*GOAL OF THE EXERCISE*:
The records below are made of lines; count those holding the word "dopo" and give the number only.

#### GIVEN INFORMATION ####

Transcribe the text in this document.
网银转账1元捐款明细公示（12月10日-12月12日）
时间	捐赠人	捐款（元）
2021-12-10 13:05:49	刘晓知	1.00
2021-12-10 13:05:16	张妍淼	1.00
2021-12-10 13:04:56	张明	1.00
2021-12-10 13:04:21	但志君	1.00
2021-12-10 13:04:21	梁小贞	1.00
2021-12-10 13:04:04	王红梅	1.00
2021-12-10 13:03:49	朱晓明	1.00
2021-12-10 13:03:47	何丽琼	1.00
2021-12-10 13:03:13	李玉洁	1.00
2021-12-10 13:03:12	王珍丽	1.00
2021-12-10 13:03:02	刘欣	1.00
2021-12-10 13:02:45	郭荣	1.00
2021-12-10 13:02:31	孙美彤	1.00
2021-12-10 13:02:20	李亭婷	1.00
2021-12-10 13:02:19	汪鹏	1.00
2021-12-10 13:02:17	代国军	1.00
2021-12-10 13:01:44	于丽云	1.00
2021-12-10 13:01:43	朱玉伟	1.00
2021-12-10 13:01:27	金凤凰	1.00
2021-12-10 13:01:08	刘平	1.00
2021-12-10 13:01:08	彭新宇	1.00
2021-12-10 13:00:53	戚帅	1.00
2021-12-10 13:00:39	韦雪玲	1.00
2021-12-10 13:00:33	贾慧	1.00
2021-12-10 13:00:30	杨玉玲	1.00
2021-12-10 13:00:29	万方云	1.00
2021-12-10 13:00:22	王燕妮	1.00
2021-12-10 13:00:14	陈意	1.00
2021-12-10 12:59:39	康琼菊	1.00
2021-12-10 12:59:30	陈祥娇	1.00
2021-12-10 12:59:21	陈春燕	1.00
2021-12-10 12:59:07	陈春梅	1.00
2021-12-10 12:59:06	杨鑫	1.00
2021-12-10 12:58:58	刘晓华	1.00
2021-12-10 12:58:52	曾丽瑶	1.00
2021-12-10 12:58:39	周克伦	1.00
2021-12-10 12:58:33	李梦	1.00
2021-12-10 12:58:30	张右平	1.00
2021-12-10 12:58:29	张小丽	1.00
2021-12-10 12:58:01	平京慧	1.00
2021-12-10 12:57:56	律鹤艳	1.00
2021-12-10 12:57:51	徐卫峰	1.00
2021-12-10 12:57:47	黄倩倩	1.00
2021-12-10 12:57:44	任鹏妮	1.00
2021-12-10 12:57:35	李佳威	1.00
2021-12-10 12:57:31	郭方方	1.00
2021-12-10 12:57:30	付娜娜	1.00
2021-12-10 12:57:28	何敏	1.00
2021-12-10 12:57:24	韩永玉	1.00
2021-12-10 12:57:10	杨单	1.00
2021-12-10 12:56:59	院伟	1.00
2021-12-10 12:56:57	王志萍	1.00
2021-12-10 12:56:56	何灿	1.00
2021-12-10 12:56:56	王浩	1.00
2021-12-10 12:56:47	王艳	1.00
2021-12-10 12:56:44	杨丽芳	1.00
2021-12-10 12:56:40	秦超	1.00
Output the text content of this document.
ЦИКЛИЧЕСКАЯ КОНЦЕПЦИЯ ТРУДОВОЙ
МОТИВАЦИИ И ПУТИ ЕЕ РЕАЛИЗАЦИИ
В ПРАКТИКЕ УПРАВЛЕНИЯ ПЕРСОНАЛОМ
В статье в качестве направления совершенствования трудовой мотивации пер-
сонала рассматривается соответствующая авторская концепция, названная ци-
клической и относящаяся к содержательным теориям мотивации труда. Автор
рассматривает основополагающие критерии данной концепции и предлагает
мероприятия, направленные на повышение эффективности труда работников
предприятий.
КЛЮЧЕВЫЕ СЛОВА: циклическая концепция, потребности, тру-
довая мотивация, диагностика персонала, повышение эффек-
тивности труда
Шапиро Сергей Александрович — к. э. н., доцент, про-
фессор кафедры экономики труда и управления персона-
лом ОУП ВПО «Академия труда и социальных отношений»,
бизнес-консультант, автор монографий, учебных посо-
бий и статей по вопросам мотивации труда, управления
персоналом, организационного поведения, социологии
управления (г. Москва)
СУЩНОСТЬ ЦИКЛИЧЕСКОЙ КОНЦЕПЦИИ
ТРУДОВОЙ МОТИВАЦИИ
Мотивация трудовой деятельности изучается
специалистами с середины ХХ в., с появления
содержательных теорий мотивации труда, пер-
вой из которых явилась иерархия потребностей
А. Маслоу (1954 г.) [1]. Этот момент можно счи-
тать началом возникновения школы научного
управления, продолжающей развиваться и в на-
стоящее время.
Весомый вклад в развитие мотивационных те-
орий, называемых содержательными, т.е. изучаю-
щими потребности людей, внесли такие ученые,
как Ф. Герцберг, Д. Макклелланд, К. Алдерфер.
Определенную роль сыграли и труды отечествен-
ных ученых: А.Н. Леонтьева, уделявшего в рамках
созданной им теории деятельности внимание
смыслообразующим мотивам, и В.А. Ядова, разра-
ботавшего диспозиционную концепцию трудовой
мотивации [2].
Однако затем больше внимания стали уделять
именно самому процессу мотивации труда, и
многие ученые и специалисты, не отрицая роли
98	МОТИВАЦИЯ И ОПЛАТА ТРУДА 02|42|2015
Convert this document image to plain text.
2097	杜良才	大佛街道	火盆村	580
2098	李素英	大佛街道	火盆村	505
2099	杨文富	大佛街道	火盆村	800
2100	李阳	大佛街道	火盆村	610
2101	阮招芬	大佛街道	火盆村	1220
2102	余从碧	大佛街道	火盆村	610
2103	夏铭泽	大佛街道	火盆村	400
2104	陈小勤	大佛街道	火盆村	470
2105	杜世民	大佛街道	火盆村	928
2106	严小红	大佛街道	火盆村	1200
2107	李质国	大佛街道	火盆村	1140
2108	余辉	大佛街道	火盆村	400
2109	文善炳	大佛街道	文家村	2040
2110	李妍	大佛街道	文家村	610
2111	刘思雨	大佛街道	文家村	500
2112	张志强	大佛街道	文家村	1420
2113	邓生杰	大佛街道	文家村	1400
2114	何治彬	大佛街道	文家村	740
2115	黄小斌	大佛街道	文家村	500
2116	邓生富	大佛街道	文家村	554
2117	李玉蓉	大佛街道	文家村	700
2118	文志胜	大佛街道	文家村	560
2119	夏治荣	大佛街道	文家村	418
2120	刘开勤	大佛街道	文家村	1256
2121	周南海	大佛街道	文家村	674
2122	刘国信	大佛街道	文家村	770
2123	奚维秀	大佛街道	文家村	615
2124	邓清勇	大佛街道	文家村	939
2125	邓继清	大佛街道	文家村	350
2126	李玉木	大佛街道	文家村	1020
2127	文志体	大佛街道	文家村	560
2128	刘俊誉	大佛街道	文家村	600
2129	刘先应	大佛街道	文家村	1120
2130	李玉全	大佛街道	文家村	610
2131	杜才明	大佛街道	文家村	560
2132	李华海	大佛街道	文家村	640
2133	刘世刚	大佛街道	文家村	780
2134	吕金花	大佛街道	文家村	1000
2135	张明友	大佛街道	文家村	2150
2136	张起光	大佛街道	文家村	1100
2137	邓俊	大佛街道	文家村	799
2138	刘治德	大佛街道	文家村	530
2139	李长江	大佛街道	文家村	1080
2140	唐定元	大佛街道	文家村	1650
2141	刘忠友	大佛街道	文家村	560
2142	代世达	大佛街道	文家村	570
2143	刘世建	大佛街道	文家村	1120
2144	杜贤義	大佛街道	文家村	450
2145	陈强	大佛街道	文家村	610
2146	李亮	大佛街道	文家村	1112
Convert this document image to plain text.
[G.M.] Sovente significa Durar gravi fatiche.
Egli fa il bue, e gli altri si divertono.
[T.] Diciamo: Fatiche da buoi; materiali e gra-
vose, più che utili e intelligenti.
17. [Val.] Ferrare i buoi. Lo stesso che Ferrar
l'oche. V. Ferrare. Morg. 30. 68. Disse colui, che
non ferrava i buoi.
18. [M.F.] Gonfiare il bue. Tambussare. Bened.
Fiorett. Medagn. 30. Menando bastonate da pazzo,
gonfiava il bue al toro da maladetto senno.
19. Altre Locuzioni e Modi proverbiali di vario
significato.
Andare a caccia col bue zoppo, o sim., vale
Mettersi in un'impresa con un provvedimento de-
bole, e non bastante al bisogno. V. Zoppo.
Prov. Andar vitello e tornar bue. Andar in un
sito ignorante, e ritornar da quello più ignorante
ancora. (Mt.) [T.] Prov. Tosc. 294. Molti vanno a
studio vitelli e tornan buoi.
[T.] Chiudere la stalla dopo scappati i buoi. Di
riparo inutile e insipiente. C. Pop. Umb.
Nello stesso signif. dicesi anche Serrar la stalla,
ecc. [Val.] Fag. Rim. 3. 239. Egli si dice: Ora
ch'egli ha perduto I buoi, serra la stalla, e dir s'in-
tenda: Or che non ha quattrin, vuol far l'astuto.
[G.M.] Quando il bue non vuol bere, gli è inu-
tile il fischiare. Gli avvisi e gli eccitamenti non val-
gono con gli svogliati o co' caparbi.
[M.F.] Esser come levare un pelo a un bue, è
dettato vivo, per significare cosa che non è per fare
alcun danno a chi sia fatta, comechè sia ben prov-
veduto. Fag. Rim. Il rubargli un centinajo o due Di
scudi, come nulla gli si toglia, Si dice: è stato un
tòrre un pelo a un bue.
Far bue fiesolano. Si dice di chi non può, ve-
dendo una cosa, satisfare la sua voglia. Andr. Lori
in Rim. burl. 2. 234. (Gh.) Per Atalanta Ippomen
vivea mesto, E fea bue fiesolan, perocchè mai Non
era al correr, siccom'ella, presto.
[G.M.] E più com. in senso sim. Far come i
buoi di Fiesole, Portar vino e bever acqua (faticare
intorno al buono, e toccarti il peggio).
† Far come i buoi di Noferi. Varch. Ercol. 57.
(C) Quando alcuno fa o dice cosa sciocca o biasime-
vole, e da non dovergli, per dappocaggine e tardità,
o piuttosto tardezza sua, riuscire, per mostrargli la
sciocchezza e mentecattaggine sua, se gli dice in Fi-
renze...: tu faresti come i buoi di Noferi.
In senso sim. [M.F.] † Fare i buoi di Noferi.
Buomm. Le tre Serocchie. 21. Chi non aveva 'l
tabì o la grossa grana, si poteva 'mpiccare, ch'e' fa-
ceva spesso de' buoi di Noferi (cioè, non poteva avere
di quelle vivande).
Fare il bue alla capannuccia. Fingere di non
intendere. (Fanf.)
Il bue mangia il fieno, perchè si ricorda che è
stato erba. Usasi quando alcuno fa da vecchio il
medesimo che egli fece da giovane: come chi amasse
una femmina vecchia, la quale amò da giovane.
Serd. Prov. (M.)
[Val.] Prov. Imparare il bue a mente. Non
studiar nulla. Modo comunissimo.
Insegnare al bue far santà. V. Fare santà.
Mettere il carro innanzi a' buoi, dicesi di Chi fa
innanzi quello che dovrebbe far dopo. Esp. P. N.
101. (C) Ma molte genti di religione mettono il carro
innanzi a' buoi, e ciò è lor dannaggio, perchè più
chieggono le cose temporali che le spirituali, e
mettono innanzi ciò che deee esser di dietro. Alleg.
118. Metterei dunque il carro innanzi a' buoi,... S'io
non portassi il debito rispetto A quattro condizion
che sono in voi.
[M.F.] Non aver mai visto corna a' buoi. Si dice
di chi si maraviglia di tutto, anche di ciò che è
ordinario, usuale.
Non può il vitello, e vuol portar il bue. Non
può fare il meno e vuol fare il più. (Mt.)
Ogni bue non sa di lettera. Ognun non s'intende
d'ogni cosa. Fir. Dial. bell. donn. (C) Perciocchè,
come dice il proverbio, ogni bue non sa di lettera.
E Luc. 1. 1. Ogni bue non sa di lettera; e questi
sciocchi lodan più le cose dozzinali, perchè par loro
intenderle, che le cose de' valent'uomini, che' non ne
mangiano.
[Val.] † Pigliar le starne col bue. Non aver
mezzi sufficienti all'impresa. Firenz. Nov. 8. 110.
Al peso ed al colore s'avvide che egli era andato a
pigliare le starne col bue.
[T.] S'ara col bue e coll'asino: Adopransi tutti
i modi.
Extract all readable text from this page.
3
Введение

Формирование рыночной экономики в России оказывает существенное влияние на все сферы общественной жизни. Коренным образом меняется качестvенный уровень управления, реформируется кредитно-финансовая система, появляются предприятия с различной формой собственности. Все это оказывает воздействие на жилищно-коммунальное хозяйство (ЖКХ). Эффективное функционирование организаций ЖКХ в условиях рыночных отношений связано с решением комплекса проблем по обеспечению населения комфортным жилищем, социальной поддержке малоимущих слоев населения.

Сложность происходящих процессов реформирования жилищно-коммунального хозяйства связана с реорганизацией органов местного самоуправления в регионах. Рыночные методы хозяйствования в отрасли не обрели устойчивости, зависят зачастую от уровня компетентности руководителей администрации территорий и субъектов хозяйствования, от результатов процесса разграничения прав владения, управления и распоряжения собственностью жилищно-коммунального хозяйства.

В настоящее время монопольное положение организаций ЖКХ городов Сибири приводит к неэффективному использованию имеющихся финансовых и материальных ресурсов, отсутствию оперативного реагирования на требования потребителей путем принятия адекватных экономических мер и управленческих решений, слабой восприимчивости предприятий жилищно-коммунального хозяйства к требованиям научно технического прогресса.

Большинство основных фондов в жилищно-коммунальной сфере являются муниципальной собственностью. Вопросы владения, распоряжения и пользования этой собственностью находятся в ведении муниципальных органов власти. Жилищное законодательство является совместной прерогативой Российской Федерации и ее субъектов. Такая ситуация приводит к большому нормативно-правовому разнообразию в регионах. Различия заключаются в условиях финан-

####

*RESPONSE BELOW*:
2